• **Listing**:
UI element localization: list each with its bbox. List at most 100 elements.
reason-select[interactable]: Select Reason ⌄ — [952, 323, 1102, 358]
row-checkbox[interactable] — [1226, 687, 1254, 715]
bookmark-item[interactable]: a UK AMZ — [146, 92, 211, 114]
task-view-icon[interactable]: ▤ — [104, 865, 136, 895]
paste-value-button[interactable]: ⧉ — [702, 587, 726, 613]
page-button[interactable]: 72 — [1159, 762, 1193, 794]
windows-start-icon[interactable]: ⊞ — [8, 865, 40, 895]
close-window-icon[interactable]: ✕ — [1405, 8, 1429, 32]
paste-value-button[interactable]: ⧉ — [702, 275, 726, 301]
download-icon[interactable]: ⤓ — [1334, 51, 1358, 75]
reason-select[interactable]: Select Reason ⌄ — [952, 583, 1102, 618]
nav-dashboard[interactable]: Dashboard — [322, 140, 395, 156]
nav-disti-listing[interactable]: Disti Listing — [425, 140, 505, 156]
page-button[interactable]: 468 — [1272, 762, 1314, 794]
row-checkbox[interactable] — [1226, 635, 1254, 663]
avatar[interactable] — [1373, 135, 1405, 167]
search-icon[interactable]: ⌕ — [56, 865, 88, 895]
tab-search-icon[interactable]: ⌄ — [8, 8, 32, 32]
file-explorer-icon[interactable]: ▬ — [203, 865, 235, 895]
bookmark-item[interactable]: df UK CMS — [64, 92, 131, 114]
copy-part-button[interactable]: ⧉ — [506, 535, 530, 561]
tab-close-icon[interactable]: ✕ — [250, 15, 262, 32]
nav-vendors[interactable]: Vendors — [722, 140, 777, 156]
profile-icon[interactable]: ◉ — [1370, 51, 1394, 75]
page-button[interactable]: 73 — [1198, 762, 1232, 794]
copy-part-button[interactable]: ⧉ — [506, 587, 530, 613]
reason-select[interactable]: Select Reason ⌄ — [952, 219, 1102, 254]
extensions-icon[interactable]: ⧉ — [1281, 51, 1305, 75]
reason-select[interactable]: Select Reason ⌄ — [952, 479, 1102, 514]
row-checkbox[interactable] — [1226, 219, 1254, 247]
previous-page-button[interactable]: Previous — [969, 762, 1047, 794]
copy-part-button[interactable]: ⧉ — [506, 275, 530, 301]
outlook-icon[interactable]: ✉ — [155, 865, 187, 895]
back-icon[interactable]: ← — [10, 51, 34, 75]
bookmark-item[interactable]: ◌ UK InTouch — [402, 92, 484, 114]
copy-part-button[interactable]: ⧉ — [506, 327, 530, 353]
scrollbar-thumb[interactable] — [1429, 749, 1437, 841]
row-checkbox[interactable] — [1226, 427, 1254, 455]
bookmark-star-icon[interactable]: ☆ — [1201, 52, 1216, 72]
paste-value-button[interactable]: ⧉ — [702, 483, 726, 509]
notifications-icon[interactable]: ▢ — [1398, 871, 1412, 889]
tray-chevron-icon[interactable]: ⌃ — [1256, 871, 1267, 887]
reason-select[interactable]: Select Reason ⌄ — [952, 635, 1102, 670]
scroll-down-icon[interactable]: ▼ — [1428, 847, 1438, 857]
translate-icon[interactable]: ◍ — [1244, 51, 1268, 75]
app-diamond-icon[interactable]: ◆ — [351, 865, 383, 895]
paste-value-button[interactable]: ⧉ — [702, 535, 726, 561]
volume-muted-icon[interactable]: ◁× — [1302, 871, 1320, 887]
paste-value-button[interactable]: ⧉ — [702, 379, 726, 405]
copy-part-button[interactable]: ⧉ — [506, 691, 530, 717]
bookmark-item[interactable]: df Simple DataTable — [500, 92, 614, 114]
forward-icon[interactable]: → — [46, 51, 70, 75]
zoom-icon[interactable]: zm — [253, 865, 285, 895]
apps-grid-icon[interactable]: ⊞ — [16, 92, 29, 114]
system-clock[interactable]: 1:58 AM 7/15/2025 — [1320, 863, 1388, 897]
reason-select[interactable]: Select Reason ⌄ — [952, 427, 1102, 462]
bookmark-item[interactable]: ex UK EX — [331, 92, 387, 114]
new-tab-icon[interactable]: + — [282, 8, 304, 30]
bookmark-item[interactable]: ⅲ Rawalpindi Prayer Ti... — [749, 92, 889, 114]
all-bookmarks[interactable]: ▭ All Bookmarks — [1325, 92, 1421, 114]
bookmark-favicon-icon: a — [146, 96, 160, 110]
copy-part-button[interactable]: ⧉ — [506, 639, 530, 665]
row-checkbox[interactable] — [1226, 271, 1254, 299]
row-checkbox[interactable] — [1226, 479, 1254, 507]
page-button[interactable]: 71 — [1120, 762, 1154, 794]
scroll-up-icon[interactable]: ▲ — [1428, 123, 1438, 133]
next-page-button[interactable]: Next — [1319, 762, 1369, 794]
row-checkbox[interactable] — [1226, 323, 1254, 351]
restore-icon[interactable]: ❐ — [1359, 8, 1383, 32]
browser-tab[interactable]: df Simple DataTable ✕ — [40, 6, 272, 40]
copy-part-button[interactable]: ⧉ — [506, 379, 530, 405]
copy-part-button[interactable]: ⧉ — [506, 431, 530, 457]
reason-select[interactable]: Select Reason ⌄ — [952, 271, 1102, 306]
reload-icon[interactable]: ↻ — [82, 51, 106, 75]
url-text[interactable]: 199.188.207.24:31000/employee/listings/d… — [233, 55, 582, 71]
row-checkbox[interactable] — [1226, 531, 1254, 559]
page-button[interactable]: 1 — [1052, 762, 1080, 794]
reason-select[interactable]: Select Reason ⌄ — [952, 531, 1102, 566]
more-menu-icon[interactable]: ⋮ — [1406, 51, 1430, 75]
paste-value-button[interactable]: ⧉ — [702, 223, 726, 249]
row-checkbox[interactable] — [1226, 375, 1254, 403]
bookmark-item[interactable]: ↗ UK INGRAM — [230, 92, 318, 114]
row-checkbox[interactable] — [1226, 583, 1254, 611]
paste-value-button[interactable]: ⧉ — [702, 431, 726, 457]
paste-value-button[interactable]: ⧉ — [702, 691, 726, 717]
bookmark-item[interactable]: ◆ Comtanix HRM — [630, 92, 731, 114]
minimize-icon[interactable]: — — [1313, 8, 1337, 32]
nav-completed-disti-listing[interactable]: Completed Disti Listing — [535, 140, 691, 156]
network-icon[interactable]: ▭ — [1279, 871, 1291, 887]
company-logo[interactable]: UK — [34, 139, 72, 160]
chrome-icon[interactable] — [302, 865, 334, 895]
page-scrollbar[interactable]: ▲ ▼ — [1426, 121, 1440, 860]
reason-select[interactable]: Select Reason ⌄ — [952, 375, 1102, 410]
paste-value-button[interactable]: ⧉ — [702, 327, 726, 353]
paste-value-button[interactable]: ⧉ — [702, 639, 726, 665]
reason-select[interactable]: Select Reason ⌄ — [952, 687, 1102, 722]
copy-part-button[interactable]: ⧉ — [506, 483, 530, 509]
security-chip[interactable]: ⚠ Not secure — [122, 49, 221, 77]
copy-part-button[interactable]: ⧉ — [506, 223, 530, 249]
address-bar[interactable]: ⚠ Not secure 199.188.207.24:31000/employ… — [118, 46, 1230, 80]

• **Problem**: Rewrite the records above as a numbered list, dropping any blank lines.

• **Reply**:
1. UI element localization: list each with its bbox. List at most 100 elements.
2. reason-select[interactable]: Select Reason ⌄ — [952, 323, 1102, 358]
3. row-checkbox[interactable] — [1226, 687, 1254, 715]
4. bookmark-item[interactable]: a UK AMZ — [146, 92, 211, 114]
5. task-view-icon[interactable]: ▤ — [104, 865, 136, 895]
6. paste-value-button[interactable]: ⧉ — [702, 587, 726, 613]
7. page-button[interactable]: 72 — [1159, 762, 1193, 794]
8. windows-start-icon[interactable]: ⊞ — [8, 865, 40, 895]
9. close-window-icon[interactable]: ✕ — [1405, 8, 1429, 32]
10. paste-value-button[interactable]: ⧉ — [702, 275, 726, 301]
11. download-icon[interactable]: ⤓ — [1334, 51, 1358, 75]
12. reason-select[interactable]: Select Reason ⌄ — [952, 583, 1102, 618]
13. nav-dashboard[interactable]: Dashboard — [322, 140, 395, 156]
14. nav-disti-listing[interactable]: Disti Listing — [425, 140, 505, 156]
15. page-button[interactable]: 468 — [1272, 762, 1314, 794]
16. row-checkbox[interactable] — [1226, 635, 1254, 663]
17. avatar[interactable] — [1373, 135, 1405, 167]
18. search-icon[interactable]: ⌕ — [56, 865, 88, 895]
19. tab-search-icon[interactable]: ⌄ — [8, 8, 32, 32]
20. file-explorer-icon[interactable]: ▬ — [203, 865, 235, 895]
21. bookmark-item[interactable]: df UK CMS — [64, 92, 131, 114]
22. copy-part-button[interactable]: ⧉ — [506, 535, 530, 561]
23. tab-close-icon[interactable]: ✕ — [250, 15, 262, 32]
24. nav-vendors[interactable]: Vendors — [722, 140, 777, 156]
25. profile-icon[interactable]: ◉ — [1370, 51, 1394, 75]
26. page-button[interactable]: 73 — [1198, 762, 1232, 794]
27. copy-part-button[interactable]: ⧉ — [506, 587, 530, 613]
28. reason-select[interactable]: Select Reason ⌄ — [952, 219, 1102, 254]
29. extensions-icon[interactable]: ⧉ — [1281, 51, 1305, 75]
30. reason-select[interactable]: Select Reason ⌄ — [952, 479, 1102, 514]
31. row-checkbox[interactable] — [1226, 219, 1254, 247]
32. previous-page-button[interactable]: Previous — [969, 762, 1047, 794]
33. copy-part-button[interactable]: ⧉ — [506, 275, 530, 301]
34. outlook-icon[interactable]: ✉ — [155, 865, 187, 895]
35. back-icon[interactable]: ← — [10, 51, 34, 75]
36. bookmark-item[interactable]: ◌ UK InTouch — [402, 92, 484, 114]
37. copy-part-button[interactable]: ⧉ — [506, 327, 530, 353]
38. scrollbar-thumb[interactable] — [1429, 749, 1437, 841]
39. row-checkbox[interactable] — [1226, 427, 1254, 455]
40. bookmark-star-icon[interactable]: ☆ — [1201, 52, 1216, 72]
41. paste-value-button[interactable]: ⧉ — [702, 483, 726, 509]
42. notifications-icon[interactable]: ▢ — [1398, 871, 1412, 889]
43. tray-chevron-icon[interactable]: ⌃ — [1256, 871, 1267, 887]
44. reason-select[interactable]: Select Reason ⌄ — [952, 635, 1102, 670]
45. scroll-down-icon[interactable]: ▼ — [1428, 847, 1438, 857]
46. translate-icon[interactable]: ◍ — [1244, 51, 1268, 75]
47. app-diamond-icon[interactable]: ◆ — [351, 865, 383, 895]
48. paste-value-button[interactable]: ⧉ — [702, 535, 726, 561]
49. volume-muted-icon[interactable]: ◁× — [1302, 871, 1320, 887]
50. paste-value-button[interactable]: ⧉ — [702, 379, 726, 405]
51. copy-part-button[interactable]: ⧉ — [506, 691, 530, 717]
52. bookmark-item[interactable]: df Simple DataTable — [500, 92, 614, 114]
53. forward-icon[interactable]: → — [46, 51, 70, 75]
54. zoom-icon[interactable]: zm — [253, 865, 285, 895]
55. apps-grid-icon[interactable]: ⊞ — [16, 92, 29, 114]
56. system-clock[interactable]: 1:58 AM 7/15/2025 — [1320, 863, 1388, 897]
57. reason-select[interactable]: Select Reason ⌄ — [952, 427, 1102, 462]
58. bookmark-item[interactable]: ex UK EX — [331, 92, 387, 114]
59. new-tab-icon[interactable]: + — [282, 8, 304, 30]
60. bookmark-item[interactable]: ⅲ Rawalpindi Prayer Ti... — [749, 92, 889, 114]
61. all-bookmarks[interactable]: ▭ All Bookmarks — [1325, 92, 1421, 114]
62. bookmark-favicon-icon: a — [146, 96, 160, 110]
63. copy-part-button[interactable]: ⧉ — [506, 639, 530, 665]
64. row-checkbox[interactable] — [1226, 271, 1254, 299]
65. row-checkbox[interactable] — [1226, 479, 1254, 507]
66. page-button[interactable]: 71 — [1120, 762, 1154, 794]
67. scroll-up-icon[interactable]: ▲ — [1428, 123, 1438, 133]
68. next-page-button[interactable]: Next — [1319, 762, 1369, 794]
69. row-checkbox[interactable] — [1226, 323, 1254, 351]
70. restore-icon[interactable]: ❐ — [1359, 8, 1383, 32]
71. browser-tab[interactable]: df Simple DataTable ✕ — [40, 6, 272, 40]
72. copy-part-button[interactable]: ⧉ — [506, 379, 530, 405]
73. copy-part-button[interactable]: ⧉ — [506, 431, 530, 457]
74. reason-select[interactable]: Select Reason ⌄ — [952, 271, 1102, 306]
75. reload-icon[interactable]: ↻ — [82, 51, 106, 75]
76. url-text[interactable]: 199.188.207.24:31000/employee/listings/d… — [233, 55, 582, 71]
77. row-checkbox[interactable] — [1226, 531, 1254, 559]
78. page-button[interactable]: 1 — [1052, 762, 1080, 794]
79. reason-select[interactable]: Select Reason ⌄ — [952, 531, 1102, 566]
80. more-menu-icon[interactable]: ⋮ — [1406, 51, 1430, 75]
81. paste-value-button[interactable]: ⧉ — [702, 223, 726, 249]
82. row-checkbox[interactable] — [1226, 375, 1254, 403]
83. bookmark-item[interactable]: ↗ UK INGRAM — [230, 92, 318, 114]
84. row-checkbox[interactable] — [1226, 583, 1254, 611]
85. paste-value-button[interactable]: ⧉ — [702, 431, 726, 457]
86. paste-value-button[interactable]: ⧉ — [702, 691, 726, 717]
87. bookmark-item[interactable]: ◆ Comtanix HRM — [630, 92, 731, 114]
88. minimize-icon[interactable]: — — [1313, 8, 1337, 32]
89. nav-completed-disti-listing[interactable]: Completed Disti Listing — [535, 140, 691, 156]
90. network-icon[interactable]: ▭ — [1279, 871, 1291, 887]
91. company-logo[interactable]: UK — [34, 139, 72, 160]
92. chrome-icon[interactable] — [302, 865, 334, 895]
93. page-scrollbar[interactable]: ▲ ▼ — [1426, 121, 1440, 860]
94. reason-select[interactable]: Select Reason ⌄ — [952, 375, 1102, 410]
95. paste-value-button[interactable]: ⧉ — [702, 327, 726, 353]
96. paste-value-button[interactable]: ⧉ — [702, 639, 726, 665]
97. reason-select[interactable]: Select Reason ⌄ — [952, 687, 1102, 722]
98. copy-part-button[interactable]: ⧉ — [506, 483, 530, 509]
99. security-chip[interactable]: ⚠ Not secure — [122, 49, 221, 77]
100. copy-part-button[interactable]: ⧉ — [506, 223, 530, 249]
101. address-bar[interactable]: ⚠ Not secure 199.188.207.24:31000/employ… — [118, 46, 1230, 80]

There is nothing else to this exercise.